[DIRECTION]
In the listing below, locate the lines that hold the string "Fields". Copy those lines.

Dataset excerpt:
■ ■ ■ ■ ■ ■ ■

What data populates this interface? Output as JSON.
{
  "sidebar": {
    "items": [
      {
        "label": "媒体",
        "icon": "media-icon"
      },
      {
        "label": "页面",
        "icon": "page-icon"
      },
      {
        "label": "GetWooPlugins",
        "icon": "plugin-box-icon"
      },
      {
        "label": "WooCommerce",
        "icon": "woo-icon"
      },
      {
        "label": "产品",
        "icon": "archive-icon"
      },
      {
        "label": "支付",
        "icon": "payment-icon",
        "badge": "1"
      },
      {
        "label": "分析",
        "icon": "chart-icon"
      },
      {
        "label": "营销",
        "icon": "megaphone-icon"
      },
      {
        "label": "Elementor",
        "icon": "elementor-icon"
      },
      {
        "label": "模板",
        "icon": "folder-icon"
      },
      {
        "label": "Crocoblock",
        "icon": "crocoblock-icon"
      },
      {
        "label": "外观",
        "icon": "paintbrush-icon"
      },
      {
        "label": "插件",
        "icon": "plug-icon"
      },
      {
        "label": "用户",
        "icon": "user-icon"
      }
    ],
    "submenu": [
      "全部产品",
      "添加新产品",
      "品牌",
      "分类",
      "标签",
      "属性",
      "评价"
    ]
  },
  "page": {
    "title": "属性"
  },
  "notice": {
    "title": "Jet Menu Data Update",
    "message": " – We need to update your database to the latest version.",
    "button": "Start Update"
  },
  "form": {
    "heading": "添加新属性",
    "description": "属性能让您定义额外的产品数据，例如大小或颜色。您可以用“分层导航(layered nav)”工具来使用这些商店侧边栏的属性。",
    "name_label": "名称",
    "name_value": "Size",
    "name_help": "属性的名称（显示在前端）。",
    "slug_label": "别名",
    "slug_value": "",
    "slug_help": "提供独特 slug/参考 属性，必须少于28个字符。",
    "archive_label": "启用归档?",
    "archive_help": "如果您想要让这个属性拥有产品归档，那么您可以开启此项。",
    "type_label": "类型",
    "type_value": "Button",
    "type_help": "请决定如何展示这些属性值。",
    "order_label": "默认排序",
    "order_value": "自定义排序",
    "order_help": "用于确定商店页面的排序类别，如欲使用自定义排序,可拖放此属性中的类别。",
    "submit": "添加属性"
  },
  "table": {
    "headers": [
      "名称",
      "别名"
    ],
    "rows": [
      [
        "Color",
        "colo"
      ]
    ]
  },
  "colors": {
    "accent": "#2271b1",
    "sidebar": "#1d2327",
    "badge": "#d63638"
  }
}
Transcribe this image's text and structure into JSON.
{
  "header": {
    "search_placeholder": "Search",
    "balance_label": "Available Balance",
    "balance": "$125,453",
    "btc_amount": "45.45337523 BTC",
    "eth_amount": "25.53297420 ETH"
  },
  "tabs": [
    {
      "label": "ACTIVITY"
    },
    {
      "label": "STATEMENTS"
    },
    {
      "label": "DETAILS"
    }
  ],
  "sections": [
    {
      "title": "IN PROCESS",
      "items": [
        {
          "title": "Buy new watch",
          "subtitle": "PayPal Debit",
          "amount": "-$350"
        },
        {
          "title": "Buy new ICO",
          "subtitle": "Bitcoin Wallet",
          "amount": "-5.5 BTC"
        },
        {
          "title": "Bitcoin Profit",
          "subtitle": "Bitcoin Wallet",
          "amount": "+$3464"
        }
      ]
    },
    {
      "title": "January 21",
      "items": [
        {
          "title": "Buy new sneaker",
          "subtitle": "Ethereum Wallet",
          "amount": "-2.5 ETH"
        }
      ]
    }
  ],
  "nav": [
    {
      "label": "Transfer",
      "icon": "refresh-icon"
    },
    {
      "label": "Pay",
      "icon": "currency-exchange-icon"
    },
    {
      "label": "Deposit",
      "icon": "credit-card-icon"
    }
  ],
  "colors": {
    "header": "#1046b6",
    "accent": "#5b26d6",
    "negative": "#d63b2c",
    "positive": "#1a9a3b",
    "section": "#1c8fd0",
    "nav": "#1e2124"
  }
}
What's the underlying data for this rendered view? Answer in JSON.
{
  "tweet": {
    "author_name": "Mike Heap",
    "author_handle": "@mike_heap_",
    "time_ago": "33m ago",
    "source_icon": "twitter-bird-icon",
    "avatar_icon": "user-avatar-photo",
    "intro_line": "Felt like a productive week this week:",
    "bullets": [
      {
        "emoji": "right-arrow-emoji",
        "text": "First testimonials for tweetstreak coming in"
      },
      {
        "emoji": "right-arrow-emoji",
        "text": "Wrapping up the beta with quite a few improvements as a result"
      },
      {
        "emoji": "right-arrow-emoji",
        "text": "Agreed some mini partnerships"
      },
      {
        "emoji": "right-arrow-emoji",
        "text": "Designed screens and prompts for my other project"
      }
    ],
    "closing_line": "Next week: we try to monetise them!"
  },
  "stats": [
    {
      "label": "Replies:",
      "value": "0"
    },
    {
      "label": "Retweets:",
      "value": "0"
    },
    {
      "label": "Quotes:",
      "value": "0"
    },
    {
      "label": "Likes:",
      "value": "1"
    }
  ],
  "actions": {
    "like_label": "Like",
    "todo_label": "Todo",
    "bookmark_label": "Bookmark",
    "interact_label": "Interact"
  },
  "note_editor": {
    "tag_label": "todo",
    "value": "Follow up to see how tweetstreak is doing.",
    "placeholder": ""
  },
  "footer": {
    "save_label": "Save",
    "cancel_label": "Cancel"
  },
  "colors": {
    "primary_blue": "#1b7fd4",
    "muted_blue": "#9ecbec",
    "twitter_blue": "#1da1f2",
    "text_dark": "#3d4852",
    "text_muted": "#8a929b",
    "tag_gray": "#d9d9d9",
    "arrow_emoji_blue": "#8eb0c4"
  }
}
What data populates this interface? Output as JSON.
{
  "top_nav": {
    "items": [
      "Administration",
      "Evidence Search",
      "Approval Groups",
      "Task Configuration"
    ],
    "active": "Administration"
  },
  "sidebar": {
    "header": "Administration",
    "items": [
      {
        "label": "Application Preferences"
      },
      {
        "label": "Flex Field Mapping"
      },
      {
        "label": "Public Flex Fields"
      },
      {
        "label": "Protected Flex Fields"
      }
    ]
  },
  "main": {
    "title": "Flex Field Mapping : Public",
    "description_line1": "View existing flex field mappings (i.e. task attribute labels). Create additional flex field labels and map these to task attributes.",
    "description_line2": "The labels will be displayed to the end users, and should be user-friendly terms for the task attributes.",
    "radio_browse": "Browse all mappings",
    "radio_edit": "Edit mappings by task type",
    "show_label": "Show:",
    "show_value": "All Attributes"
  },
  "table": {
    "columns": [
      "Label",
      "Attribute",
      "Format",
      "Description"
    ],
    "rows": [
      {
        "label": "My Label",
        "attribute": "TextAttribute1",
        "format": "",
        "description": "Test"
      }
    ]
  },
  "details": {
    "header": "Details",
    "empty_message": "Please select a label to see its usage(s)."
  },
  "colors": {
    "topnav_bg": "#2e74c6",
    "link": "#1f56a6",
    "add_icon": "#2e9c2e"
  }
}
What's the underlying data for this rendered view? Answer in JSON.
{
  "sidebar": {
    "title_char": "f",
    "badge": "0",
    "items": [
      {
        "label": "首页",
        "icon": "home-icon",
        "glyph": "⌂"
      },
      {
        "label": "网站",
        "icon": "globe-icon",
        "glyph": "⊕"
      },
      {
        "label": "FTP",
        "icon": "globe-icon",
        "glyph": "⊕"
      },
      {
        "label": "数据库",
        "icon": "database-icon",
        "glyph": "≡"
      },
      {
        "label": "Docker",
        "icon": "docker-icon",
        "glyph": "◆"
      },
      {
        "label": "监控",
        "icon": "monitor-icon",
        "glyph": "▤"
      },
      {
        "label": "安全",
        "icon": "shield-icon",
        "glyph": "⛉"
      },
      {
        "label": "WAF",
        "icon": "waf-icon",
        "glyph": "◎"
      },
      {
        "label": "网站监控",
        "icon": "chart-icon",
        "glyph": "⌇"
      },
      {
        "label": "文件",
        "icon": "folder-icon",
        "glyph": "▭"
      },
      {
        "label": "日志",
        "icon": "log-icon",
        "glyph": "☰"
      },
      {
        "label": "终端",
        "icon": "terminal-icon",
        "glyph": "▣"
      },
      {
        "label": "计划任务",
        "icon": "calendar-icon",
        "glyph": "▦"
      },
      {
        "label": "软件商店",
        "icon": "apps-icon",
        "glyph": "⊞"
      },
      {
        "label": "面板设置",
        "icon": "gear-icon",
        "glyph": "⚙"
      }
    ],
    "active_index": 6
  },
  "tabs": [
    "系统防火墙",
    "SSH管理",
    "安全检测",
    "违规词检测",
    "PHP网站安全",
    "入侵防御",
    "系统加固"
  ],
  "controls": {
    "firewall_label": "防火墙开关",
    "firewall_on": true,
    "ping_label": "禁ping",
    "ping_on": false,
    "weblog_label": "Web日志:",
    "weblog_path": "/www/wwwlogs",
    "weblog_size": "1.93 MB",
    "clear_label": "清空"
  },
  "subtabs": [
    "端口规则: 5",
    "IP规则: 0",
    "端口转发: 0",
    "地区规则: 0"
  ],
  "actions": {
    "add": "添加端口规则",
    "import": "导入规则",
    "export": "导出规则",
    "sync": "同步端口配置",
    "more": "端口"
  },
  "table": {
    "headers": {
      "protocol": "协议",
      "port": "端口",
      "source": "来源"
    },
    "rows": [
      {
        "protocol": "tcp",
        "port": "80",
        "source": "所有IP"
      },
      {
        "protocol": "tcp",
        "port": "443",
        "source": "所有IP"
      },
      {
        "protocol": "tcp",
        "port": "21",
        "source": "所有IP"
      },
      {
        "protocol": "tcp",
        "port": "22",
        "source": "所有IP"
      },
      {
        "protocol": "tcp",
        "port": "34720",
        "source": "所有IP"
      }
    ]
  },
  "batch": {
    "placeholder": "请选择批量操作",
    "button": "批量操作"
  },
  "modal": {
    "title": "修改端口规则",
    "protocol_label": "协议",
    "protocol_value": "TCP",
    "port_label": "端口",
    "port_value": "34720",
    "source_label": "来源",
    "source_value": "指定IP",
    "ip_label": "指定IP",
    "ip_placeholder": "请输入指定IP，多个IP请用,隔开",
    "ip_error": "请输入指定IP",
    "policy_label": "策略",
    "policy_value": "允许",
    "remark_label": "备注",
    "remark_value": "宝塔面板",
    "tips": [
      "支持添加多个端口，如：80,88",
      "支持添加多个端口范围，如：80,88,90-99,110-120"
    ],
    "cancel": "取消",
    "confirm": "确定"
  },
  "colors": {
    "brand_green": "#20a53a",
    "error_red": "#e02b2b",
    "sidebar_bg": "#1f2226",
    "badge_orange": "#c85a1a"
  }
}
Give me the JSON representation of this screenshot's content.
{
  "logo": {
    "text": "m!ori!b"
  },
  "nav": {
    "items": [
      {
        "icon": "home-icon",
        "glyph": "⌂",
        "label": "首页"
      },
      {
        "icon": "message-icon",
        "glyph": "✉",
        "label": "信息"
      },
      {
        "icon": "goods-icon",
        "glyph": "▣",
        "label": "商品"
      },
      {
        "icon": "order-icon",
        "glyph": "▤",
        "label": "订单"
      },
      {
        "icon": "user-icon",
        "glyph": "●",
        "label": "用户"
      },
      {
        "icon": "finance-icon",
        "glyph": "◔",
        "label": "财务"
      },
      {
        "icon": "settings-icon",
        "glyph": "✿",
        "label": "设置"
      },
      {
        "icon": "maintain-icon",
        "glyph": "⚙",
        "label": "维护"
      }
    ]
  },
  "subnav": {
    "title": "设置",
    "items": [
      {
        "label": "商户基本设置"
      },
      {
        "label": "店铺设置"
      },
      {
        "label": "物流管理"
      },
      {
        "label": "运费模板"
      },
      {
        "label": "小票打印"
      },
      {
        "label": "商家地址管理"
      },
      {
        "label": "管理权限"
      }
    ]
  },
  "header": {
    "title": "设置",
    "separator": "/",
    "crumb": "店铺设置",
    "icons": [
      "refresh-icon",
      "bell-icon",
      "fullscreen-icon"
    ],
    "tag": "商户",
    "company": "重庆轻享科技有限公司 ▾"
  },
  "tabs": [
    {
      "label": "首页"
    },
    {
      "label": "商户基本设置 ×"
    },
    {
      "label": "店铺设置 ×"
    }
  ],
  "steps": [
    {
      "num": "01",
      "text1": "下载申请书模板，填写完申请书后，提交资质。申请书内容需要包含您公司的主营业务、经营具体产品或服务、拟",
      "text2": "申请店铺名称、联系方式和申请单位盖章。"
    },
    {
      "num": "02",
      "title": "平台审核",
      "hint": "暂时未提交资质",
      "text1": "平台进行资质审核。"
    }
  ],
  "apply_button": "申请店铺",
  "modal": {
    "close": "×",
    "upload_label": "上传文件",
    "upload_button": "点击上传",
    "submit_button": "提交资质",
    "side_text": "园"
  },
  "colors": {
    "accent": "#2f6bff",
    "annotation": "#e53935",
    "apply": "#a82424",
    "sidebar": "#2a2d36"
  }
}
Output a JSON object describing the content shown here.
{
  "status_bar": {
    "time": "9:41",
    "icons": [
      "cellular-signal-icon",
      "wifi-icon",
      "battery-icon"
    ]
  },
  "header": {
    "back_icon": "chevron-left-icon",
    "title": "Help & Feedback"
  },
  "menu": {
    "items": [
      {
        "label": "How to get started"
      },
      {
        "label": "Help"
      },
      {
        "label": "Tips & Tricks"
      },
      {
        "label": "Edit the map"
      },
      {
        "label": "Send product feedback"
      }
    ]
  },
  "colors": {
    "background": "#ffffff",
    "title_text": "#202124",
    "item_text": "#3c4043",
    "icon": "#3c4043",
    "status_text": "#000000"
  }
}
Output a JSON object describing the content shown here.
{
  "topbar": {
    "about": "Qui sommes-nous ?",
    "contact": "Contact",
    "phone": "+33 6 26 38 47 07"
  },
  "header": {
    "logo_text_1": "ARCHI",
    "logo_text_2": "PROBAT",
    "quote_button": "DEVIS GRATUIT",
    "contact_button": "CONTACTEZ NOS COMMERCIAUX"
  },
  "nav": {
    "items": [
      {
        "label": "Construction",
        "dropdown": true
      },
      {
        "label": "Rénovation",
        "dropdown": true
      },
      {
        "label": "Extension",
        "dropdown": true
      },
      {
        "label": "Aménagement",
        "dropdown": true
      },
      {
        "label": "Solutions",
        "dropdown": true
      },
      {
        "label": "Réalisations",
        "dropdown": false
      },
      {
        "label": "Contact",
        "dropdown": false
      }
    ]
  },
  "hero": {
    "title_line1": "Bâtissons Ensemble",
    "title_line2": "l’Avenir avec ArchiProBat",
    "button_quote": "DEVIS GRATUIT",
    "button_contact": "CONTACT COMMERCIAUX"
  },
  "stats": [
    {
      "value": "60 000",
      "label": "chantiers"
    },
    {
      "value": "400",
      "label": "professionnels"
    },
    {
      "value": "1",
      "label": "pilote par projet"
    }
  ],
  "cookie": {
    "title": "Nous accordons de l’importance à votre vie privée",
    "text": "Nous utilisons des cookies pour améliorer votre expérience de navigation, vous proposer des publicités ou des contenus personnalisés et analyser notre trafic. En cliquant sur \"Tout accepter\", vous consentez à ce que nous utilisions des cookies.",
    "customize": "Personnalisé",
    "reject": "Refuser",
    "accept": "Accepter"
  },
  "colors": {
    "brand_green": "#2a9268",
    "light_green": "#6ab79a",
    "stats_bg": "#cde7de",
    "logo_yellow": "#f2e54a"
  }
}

■ ■ ■ ■ ■ ■ ■

[EXPECTED ANSWER]
        "label": "Public Flex Fields"
        "label": "Protected Flex Fields"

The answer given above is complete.